Look through the material below. Copy every line with the string "this" in it.

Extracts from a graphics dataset
■ ■ ■ ■

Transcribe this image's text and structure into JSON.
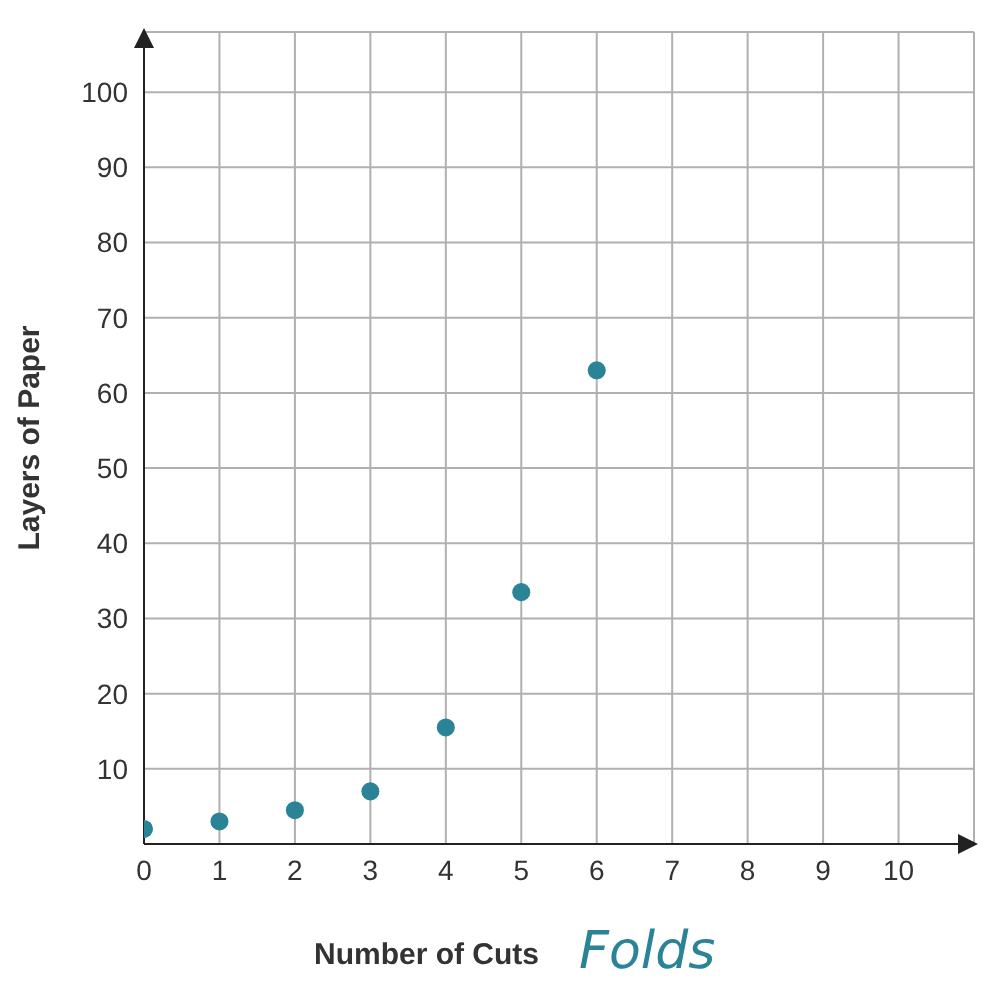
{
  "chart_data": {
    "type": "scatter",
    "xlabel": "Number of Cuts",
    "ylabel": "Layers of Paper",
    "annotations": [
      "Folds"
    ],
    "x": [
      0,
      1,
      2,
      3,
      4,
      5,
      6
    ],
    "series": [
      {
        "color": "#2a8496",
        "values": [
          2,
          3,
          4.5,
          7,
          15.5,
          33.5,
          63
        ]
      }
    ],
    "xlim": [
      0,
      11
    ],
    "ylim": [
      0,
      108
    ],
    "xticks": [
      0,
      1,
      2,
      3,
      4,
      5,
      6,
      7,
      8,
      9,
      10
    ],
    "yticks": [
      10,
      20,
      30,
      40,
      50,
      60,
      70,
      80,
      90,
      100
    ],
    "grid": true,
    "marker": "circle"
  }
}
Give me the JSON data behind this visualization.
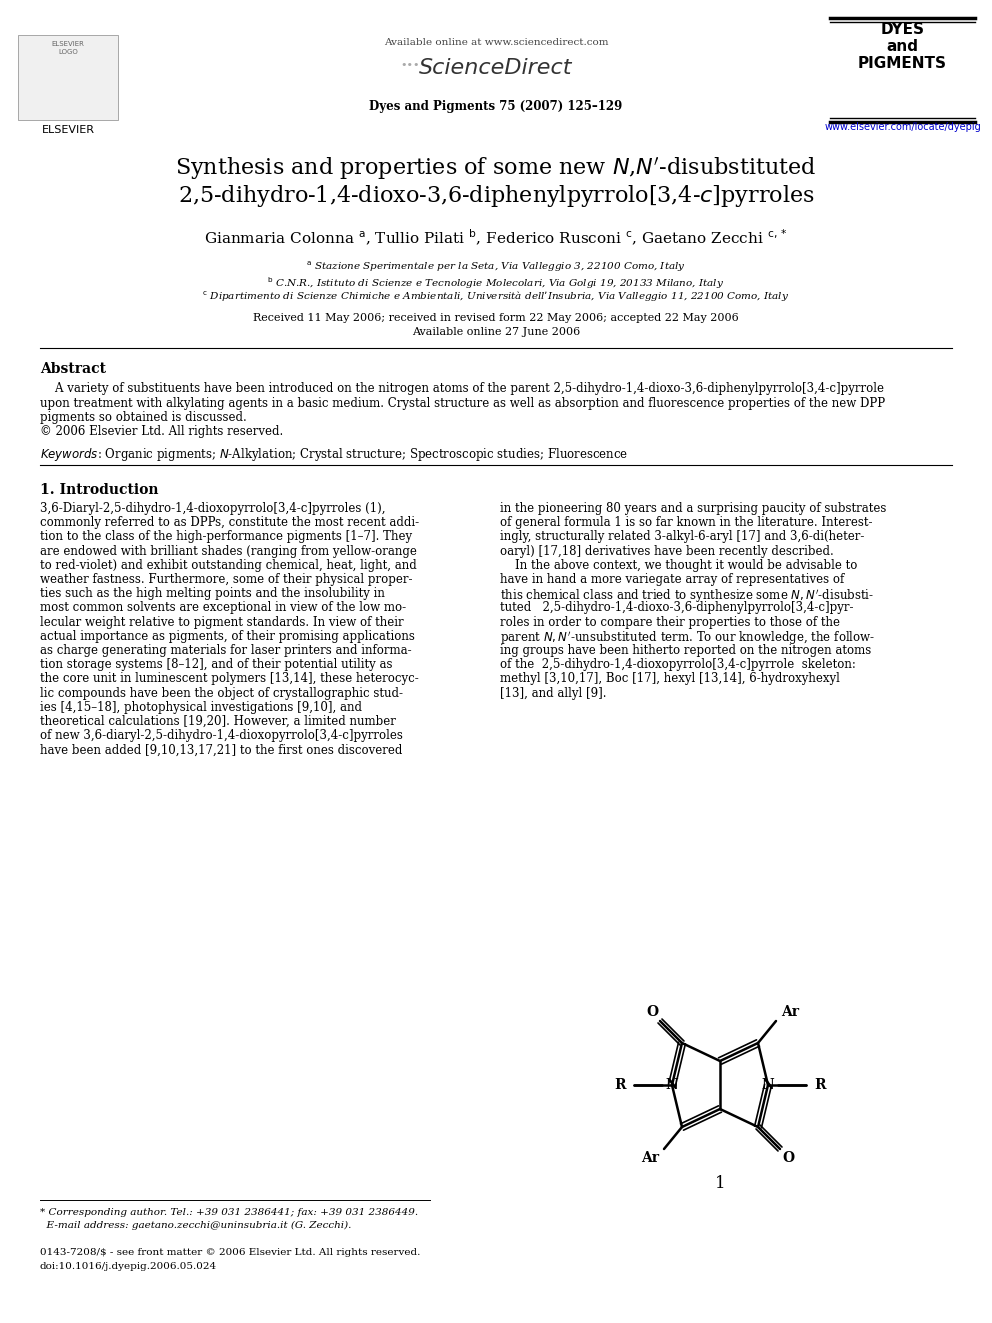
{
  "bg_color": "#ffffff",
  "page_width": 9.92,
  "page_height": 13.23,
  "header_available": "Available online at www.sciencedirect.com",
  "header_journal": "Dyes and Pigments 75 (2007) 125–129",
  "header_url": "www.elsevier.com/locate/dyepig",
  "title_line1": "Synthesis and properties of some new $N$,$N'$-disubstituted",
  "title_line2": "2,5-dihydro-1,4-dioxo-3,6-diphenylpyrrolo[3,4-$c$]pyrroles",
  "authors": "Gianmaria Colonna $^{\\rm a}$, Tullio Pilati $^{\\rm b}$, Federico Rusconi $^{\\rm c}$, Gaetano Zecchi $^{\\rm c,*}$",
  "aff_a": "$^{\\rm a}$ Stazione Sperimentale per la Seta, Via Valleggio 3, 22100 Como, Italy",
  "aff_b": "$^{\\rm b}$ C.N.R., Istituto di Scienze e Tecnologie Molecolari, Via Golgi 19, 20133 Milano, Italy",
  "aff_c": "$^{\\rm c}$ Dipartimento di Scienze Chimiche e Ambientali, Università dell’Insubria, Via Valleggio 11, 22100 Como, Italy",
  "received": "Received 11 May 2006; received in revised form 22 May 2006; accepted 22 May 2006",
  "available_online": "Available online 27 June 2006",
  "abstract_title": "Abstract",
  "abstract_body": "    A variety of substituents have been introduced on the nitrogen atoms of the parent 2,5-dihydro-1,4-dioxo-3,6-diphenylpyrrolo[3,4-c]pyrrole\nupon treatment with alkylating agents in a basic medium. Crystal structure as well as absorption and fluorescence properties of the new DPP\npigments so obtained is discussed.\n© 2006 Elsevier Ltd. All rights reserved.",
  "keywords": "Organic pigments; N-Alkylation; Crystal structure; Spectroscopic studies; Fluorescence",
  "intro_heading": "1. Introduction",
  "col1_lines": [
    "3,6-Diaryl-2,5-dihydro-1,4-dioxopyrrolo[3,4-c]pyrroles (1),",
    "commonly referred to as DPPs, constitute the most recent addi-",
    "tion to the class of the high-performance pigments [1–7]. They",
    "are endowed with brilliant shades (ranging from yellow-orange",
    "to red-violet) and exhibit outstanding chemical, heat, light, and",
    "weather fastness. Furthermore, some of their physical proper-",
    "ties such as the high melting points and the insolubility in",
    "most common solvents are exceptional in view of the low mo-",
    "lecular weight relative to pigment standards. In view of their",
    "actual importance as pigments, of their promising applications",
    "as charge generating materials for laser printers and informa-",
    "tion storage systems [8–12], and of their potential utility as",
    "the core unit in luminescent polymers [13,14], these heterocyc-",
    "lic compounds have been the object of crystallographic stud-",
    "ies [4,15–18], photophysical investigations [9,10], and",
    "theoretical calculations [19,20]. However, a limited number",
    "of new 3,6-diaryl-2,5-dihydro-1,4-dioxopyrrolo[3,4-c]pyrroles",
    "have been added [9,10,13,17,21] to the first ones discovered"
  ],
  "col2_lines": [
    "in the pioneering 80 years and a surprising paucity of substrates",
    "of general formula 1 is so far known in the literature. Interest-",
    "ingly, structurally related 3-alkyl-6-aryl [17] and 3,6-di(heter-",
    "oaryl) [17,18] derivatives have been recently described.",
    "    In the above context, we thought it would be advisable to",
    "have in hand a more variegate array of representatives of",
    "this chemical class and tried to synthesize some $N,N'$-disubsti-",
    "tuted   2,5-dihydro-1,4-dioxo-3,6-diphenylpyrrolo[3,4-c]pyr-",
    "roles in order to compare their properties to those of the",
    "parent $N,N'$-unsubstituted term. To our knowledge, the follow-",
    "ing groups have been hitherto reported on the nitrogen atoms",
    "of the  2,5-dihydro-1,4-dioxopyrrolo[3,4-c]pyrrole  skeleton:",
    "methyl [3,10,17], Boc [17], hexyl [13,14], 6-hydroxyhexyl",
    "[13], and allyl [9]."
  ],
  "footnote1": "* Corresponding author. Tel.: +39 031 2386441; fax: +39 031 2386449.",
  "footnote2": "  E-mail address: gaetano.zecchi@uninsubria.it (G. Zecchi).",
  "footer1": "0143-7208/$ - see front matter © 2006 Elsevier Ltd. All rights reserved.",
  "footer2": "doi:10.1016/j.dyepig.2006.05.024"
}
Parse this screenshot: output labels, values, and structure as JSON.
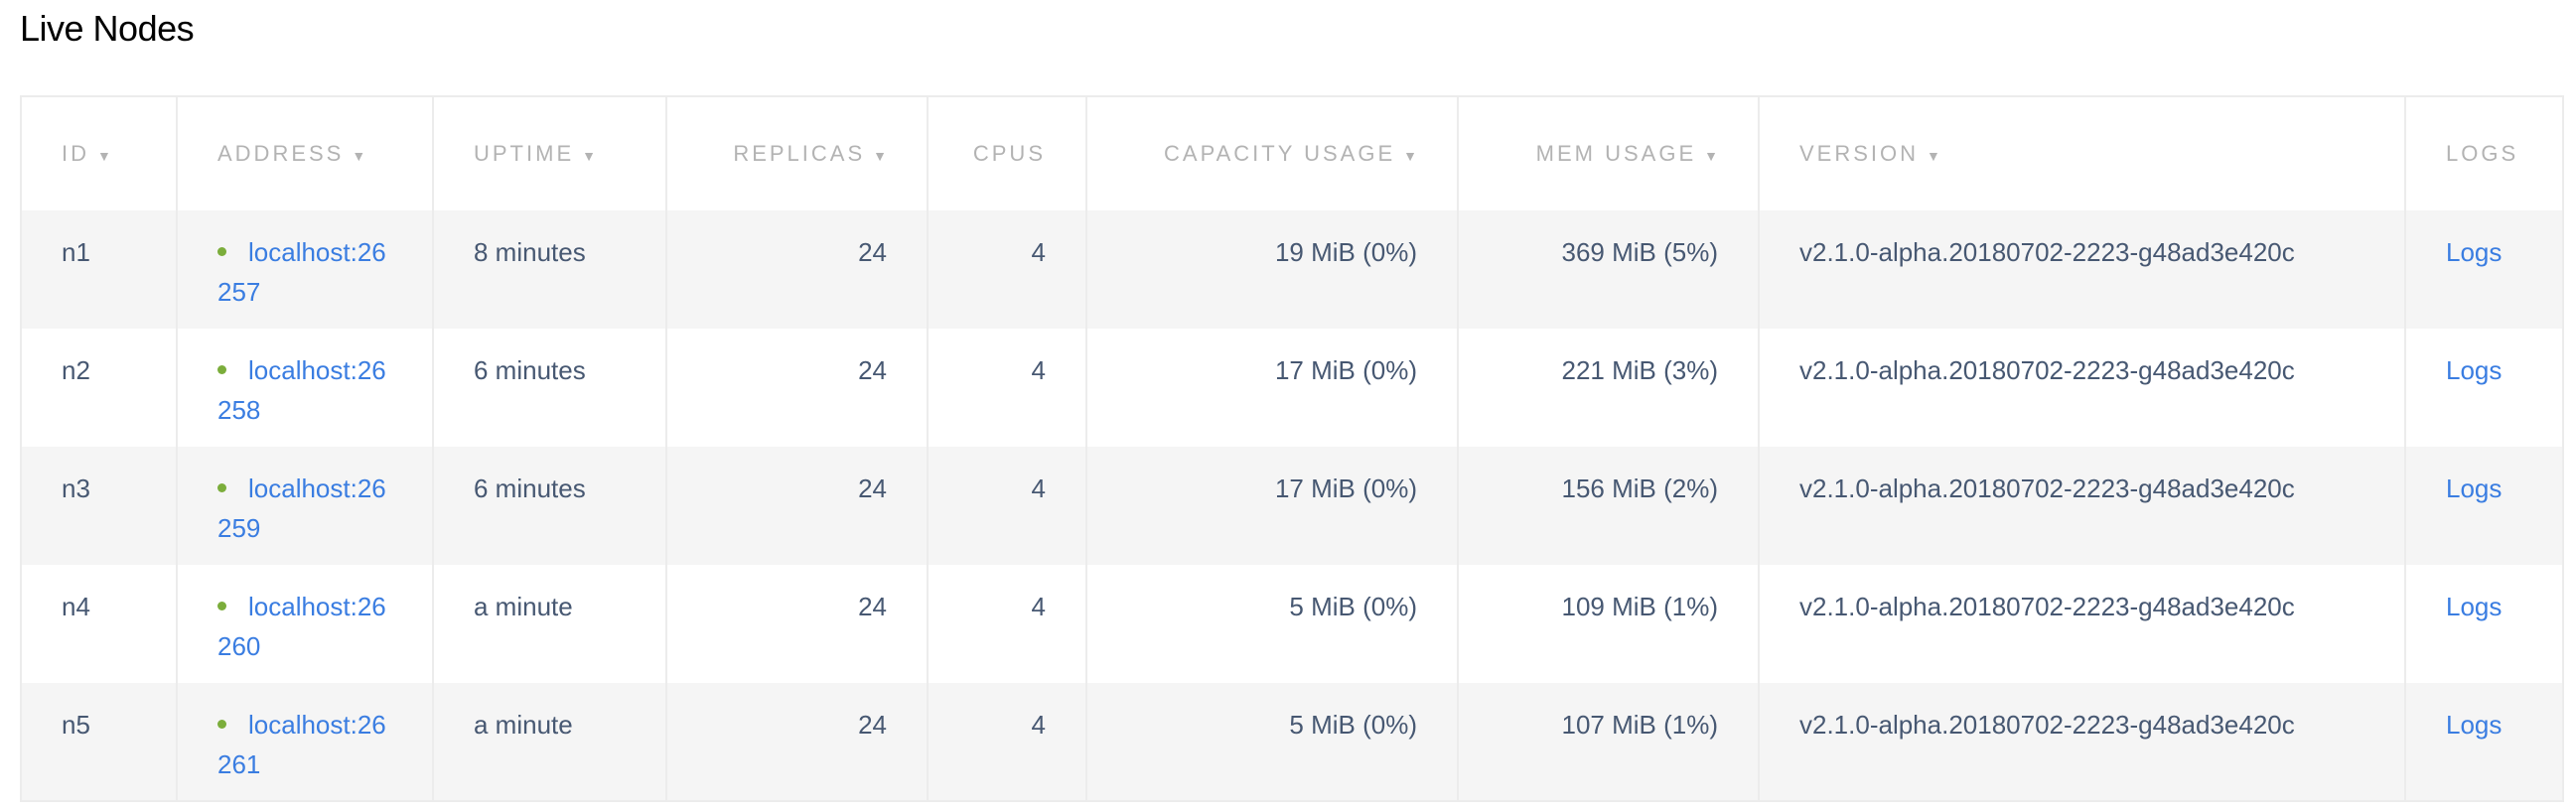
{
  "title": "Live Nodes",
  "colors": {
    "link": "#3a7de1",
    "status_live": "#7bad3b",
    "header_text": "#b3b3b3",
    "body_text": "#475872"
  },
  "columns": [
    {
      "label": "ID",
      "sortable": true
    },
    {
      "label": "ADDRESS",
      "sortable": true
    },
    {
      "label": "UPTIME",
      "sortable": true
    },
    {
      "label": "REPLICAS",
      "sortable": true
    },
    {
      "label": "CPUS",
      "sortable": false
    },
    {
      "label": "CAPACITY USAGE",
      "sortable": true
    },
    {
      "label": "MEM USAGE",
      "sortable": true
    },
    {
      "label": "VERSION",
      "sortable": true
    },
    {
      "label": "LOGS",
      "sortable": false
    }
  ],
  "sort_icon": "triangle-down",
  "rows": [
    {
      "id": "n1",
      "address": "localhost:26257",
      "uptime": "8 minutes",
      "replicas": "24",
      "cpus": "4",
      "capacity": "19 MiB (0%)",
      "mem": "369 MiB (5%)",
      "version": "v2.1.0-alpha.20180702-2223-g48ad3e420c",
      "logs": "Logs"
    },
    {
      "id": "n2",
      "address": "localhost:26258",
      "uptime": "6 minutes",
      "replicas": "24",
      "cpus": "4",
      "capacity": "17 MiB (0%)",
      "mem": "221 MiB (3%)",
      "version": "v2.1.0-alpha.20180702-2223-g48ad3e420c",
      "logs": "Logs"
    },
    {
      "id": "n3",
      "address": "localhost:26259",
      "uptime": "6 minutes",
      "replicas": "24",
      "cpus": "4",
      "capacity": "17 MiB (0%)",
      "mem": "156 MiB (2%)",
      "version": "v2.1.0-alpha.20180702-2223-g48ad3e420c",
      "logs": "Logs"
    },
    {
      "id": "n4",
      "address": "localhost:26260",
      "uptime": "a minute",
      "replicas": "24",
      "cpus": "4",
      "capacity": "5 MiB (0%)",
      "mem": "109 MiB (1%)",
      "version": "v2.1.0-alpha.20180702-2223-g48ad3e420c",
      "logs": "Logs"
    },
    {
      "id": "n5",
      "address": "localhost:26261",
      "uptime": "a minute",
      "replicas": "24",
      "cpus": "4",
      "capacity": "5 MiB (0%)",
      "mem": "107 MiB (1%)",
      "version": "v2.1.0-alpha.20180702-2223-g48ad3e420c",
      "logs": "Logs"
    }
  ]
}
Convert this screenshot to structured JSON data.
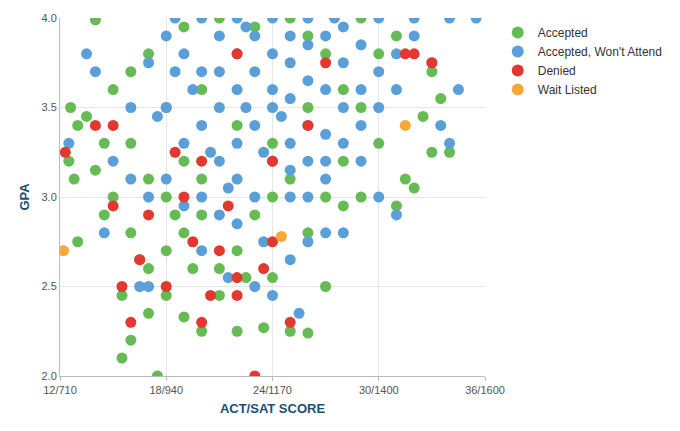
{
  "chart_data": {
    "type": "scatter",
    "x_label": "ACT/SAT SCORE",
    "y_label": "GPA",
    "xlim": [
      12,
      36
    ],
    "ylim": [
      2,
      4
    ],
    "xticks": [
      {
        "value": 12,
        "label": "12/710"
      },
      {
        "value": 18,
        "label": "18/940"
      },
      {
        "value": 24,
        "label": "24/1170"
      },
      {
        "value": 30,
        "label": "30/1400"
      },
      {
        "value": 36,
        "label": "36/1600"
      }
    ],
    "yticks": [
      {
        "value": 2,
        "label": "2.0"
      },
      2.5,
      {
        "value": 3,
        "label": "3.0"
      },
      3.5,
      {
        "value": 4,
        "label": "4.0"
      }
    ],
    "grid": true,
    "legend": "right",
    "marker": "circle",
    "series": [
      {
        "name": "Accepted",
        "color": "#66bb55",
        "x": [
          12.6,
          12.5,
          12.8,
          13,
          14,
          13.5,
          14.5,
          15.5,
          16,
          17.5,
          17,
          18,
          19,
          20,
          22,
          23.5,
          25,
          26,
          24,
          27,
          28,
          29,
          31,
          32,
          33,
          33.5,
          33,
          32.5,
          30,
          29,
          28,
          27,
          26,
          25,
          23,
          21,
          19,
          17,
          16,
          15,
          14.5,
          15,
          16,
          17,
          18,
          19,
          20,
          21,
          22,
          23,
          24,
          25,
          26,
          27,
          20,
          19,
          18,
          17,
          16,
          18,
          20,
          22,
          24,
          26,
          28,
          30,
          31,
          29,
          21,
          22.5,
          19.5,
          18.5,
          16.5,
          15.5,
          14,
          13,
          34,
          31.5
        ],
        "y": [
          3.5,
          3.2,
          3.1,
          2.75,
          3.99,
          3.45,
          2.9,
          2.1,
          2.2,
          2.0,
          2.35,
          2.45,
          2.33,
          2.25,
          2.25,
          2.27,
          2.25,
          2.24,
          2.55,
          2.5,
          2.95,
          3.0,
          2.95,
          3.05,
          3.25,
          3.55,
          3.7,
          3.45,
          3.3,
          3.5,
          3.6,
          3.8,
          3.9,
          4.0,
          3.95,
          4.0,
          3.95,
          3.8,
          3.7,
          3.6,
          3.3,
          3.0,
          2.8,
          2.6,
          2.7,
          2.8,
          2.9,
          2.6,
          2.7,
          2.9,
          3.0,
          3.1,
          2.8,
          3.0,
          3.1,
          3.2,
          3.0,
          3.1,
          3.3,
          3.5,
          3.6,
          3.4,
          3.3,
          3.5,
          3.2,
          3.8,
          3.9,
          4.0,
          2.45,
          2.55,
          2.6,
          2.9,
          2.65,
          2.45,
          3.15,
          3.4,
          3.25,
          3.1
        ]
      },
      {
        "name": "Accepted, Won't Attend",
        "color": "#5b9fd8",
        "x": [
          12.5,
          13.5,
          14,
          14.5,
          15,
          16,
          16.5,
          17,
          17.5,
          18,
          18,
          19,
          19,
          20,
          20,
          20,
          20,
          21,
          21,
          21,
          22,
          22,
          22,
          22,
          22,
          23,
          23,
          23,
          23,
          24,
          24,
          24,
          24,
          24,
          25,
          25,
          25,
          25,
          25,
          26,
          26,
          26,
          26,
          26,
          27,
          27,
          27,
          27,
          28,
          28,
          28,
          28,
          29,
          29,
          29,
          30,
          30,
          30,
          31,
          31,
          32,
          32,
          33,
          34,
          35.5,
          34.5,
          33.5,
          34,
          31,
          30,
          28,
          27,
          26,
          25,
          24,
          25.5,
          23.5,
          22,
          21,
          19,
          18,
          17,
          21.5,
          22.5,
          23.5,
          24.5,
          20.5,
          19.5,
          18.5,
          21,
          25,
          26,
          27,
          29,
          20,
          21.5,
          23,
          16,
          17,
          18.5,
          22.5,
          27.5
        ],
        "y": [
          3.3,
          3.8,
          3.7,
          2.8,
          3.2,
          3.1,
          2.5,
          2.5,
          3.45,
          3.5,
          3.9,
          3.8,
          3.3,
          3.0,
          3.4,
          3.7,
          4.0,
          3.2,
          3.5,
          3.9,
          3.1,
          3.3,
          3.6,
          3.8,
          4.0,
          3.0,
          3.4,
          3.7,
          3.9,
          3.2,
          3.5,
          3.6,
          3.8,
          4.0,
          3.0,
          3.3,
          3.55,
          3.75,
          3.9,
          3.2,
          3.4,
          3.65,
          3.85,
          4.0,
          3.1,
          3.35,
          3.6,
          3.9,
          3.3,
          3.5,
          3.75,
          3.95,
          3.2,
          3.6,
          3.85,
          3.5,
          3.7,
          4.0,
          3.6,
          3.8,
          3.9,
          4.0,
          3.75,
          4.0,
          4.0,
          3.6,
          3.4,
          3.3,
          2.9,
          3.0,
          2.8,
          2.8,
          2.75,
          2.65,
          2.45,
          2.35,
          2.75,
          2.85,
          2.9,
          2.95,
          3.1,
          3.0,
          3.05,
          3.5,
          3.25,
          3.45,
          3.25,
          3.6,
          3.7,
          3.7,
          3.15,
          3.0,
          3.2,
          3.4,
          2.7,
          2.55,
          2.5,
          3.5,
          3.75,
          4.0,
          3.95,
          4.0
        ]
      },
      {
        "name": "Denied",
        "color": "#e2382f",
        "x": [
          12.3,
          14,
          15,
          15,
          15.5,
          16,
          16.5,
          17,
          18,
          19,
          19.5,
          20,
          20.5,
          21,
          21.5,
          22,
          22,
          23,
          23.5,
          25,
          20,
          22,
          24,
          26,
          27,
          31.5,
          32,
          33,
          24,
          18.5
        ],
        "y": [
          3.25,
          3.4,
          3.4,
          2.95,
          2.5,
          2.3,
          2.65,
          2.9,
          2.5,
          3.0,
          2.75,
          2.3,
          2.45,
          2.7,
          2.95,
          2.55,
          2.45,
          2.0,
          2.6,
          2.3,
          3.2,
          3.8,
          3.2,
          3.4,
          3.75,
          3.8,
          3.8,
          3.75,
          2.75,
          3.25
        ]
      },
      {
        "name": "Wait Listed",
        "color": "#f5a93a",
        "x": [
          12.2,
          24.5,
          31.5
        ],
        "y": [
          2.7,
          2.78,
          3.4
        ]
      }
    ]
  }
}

■ ■ ■ ■

The reply
Transcribe this image's text and structure into JSON.
Give me the JSON data behind this visualization.
    "this chemical class and tried to synthesize some $N,N'$-disubsti-",
Parse this screenshot: output labels, values, and structure as JSON.
Convert this screenshot to structured JSON data.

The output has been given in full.